[BEGIN Data supplied]
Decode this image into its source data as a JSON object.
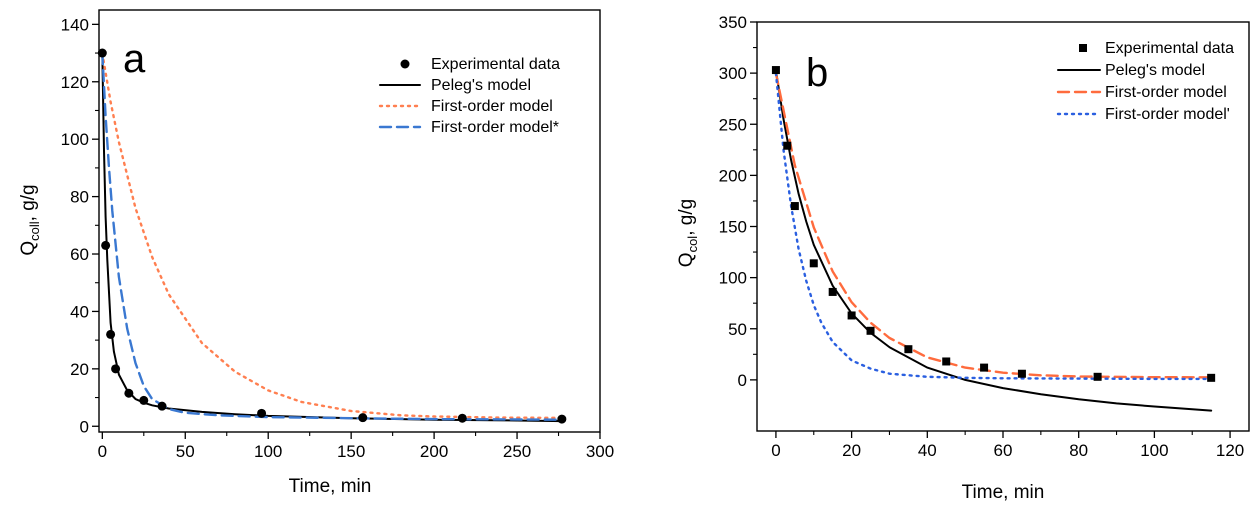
{
  "chart_data": [
    {
      "type": "line",
      "panel_label": "a",
      "xlabel": "Time, min",
      "ylabel_main": "Q",
      "ylabel_sub": "coll",
      "ylabel_unit": ", g/g",
      "xlim": [
        -2,
        300
      ],
      "ylim": [
        -2,
        145
      ],
      "xticks": [
        0,
        50,
        100,
        150,
        200,
        250,
        300
      ],
      "yticks": [
        0,
        20,
        40,
        60,
        80,
        100,
        120,
        140
      ],
      "grid": false,
      "legend_position": "top-right",
      "series": [
        {
          "name": "Experimental data",
          "kind": "points",
          "marker": "circle",
          "color": "#000000",
          "x": [
            0,
            2,
            5,
            8,
            16,
            25,
            36,
            96,
            157,
            217,
            277
          ],
          "y": [
            130,
            63,
            32,
            20,
            11.5,
            9,
            7,
            4.5,
            3,
            2.8,
            2.5
          ]
        },
        {
          "name": "Peleg's model",
          "kind": "line",
          "style": "solid",
          "color": "#000000",
          "x": [
            0,
            1,
            2,
            3,
            5,
            7,
            10,
            15,
            20,
            25,
            30,
            40,
            60,
            80,
            100,
            150,
            200,
            250,
            277
          ],
          "y": [
            130,
            96,
            73,
            58,
            36,
            26,
            18,
            12.5,
            9.5,
            8.2,
            7.3,
            6.2,
            5,
            4.2,
            3.6,
            2.8,
            2.3,
            2,
            1.8
          ]
        },
        {
          "name": "First-order model",
          "kind": "line",
          "style": "dotted",
          "color": "#ff7f50",
          "x": [
            0,
            5,
            10,
            20,
            30,
            40,
            60,
            80,
            100,
            120,
            150,
            180,
            200,
            240,
            277
          ],
          "y": [
            130,
            113,
            99,
            76,
            59,
            46,
            29,
            19,
            12.5,
            8.5,
            5.3,
            3.8,
            3.4,
            3,
            2.9
          ]
        },
        {
          "name": "First-order model*",
          "kind": "line",
          "style": "dashed",
          "color": "#3a78d1",
          "x": [
            0,
            2,
            4,
            6,
            10,
            15,
            20,
            25,
            30,
            40,
            50,
            70,
            100,
            150,
            200,
            277
          ],
          "y": [
            130,
            108,
            90,
            75,
            52,
            34,
            22,
            14,
            9.5,
            6,
            4.7,
            3.8,
            3.2,
            2.8,
            2.5,
            2.3
          ]
        }
      ]
    },
    {
      "type": "line",
      "panel_label": "b",
      "xlabel": "Time, min",
      "ylabel_main": "Q",
      "ylabel_sub": "col",
      "ylabel_unit": ", g/g",
      "xlim": [
        -5,
        125
      ],
      "ylim": [
        -50,
        350
      ],
      "xticks": [
        0,
        20,
        40,
        60,
        80,
        100,
        120
      ],
      "yticks": [
        0,
        50,
        100,
        150,
        200,
        250,
        300,
        350
      ],
      "grid": false,
      "legend_position": "top-right",
      "series": [
        {
          "name": "Experimental data",
          "kind": "points",
          "marker": "square",
          "color": "#000000",
          "x": [
            0,
            3,
            5,
            10,
            15,
            20,
            25,
            35,
            45,
            55,
            65,
            85,
            115
          ],
          "y": [
            303,
            229,
            170,
            114,
            86,
            63,
            48,
            30,
            18,
            12,
            6,
            3,
            2
          ]
        },
        {
          "name": "Peleg's model",
          "kind": "line",
          "style": "solid",
          "color": "#000000",
          "x": [
            0,
            2,
            4,
            6,
            8,
            10,
            15,
            20,
            25,
            30,
            40,
            50,
            60,
            70,
            80,
            90,
            100,
            115
          ],
          "y": [
            303,
            255,
            215,
            182,
            155,
            132,
            92,
            65,
            46,
            32,
            12,
            0,
            -8,
            -14,
            -19,
            -23,
            -26,
            -30
          ]
        },
        {
          "name": "First-order model",
          "kind": "line",
          "style": "dashed",
          "color": "#ff6b3d",
          "x": [
            0,
            5,
            10,
            15,
            20,
            25,
            30,
            40,
            50,
            60,
            70,
            80,
            100,
            115
          ],
          "y": [
            300,
            210,
            149,
            106,
            76,
            56,
            41,
            22,
            12,
            7,
            4.5,
            3.3,
            2.6,
            2.5
          ]
        },
        {
          "name": "First-order model'",
          "kind": "line",
          "style": "dotted",
          "color": "#2a5fe0",
          "x": [
            0,
            2,
            4,
            6,
            8,
            10,
            12,
            15,
            20,
            25,
            30,
            40,
            50,
            60,
            80,
            100,
            115
          ],
          "y": [
            300,
            225,
            170,
            128,
            97,
            73,
            56,
            37,
            19,
            11,
            6,
            3,
            2,
            1.5,
            1.2,
            1,
            1
          ]
        }
      ]
    }
  ]
}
[END Data supplied]
• **Exercise directions**
Reproduce the entries above without change, omitting all pictures.

• **Final result**
Decode this image into its source data as a JSON object.
{
  "chart_data": [
    {
      "type": "line",
      "panel_label": "a",
      "xlabel": "Time, min",
      "ylabel_main": "Q",
      "ylabel_sub": "coll",
      "ylabel_unit": ", g/g",
      "xlim": [
        -2,
        300
      ],
      "ylim": [
        -2,
        145
      ],
      "xticks": [
        0,
        50,
        100,
        150,
        200,
        250,
        300
      ],
      "yticks": [
        0,
        20,
        40,
        60,
        80,
        100,
        120,
        140
      ],
      "grid": false,
      "legend_position": "top-right",
      "series": [
        {
          "name": "Experimental data",
          "kind": "points",
          "marker": "circle",
          "color": "#000000",
          "x": [
            0,
            2,
            5,
            8,
            16,
            25,
            36,
            96,
            157,
            217,
            277
          ],
          "y": [
            130,
            63,
            32,
            20,
            11.5,
            9,
            7,
            4.5,
            3,
            2.8,
            2.5
          ]
        },
        {
          "name": "Peleg's model",
          "kind": "line",
          "style": "solid",
          "color": "#000000",
          "x": [
            0,
            1,
            2,
            3,
            5,
            7,
            10,
            15,
            20,
            25,
            30,
            40,
            60,
            80,
            100,
            150,
            200,
            250,
            277
          ],
          "y": [
            130,
            96,
            73,
            58,
            36,
            26,
            18,
            12.5,
            9.5,
            8.2,
            7.3,
            6.2,
            5,
            4.2,
            3.6,
            2.8,
            2.3,
            2,
            1.8
          ]
        },
        {
          "name": "First-order model",
          "kind": "line",
          "style": "dotted",
          "color": "#ff7f50",
          "x": [
            0,
            5,
            10,
            20,
            30,
            40,
            60,
            80,
            100,
            120,
            150,
            180,
            200,
            240,
            277
          ],
          "y": [
            130,
            113,
            99,
            76,
            59,
            46,
            29,
            19,
            12.5,
            8.5,
            5.3,
            3.8,
            3.4,
            3,
            2.9
          ]
        },
        {
          "name": "First-order model*",
          "kind": "line",
          "style": "dashed",
          "color": "#3a78d1",
          "x": [
            0,
            2,
            4,
            6,
            10,
            15,
            20,
            25,
            30,
            40,
            50,
            70,
            100,
            150,
            200,
            277
          ],
          "y": [
            130,
            108,
            90,
            75,
            52,
            34,
            22,
            14,
            9.5,
            6,
            4.7,
            3.8,
            3.2,
            2.8,
            2.5,
            2.3
          ]
        }
      ]
    },
    {
      "type": "line",
      "panel_label": "b",
      "xlabel": "Time, min",
      "ylabel_main": "Q",
      "ylabel_sub": "col",
      "ylabel_unit": ", g/g",
      "xlim": [
        -5,
        125
      ],
      "ylim": [
        -50,
        350
      ],
      "xticks": [
        0,
        20,
        40,
        60,
        80,
        100,
        120
      ],
      "yticks": [
        0,
        50,
        100,
        150,
        200,
        250,
        300,
        350
      ],
      "grid": false,
      "legend_position": "top-right",
      "series": [
        {
          "name": "Experimental data",
          "kind": "points",
          "marker": "square",
          "color": "#000000",
          "x": [
            0,
            3,
            5,
            10,
            15,
            20,
            25,
            35,
            45,
            55,
            65,
            85,
            115
          ],
          "y": [
            303,
            229,
            170,
            114,
            86,
            63,
            48,
            30,
            18,
            12,
            6,
            3,
            2
          ]
        },
        {
          "name": "Peleg's model",
          "kind": "line",
          "style": "solid",
          "color": "#000000",
          "x": [
            0,
            2,
            4,
            6,
            8,
            10,
            15,
            20,
            25,
            30,
            40,
            50,
            60,
            70,
            80,
            90,
            100,
            115
          ],
          "y": [
            303,
            255,
            215,
            182,
            155,
            132,
            92,
            65,
            46,
            32,
            12,
            0,
            -8,
            -14,
            -19,
            -23,
            -26,
            -30
          ]
        },
        {
          "name": "First-order model",
          "kind": "line",
          "style": "dashed",
          "color": "#ff6b3d",
          "x": [
            0,
            5,
            10,
            15,
            20,
            25,
            30,
            40,
            50,
            60,
            70,
            80,
            100,
            115
          ],
          "y": [
            300,
            210,
            149,
            106,
            76,
            56,
            41,
            22,
            12,
            7,
            4.5,
            3.3,
            2.6,
            2.5
          ]
        },
        {
          "name": "First-order model'",
          "kind": "line",
          "style": "dotted",
          "color": "#2a5fe0",
          "x": [
            0,
            2,
            4,
            6,
            8,
            10,
            12,
            15,
            20,
            25,
            30,
            40,
            50,
            60,
            80,
            100,
            115
          ],
          "y": [
            300,
            225,
            170,
            128,
            97,
            73,
            56,
            37,
            19,
            11,
            6,
            3,
            2,
            1.5,
            1.2,
            1,
            1
          ]
        }
      ]
    }
  ]
}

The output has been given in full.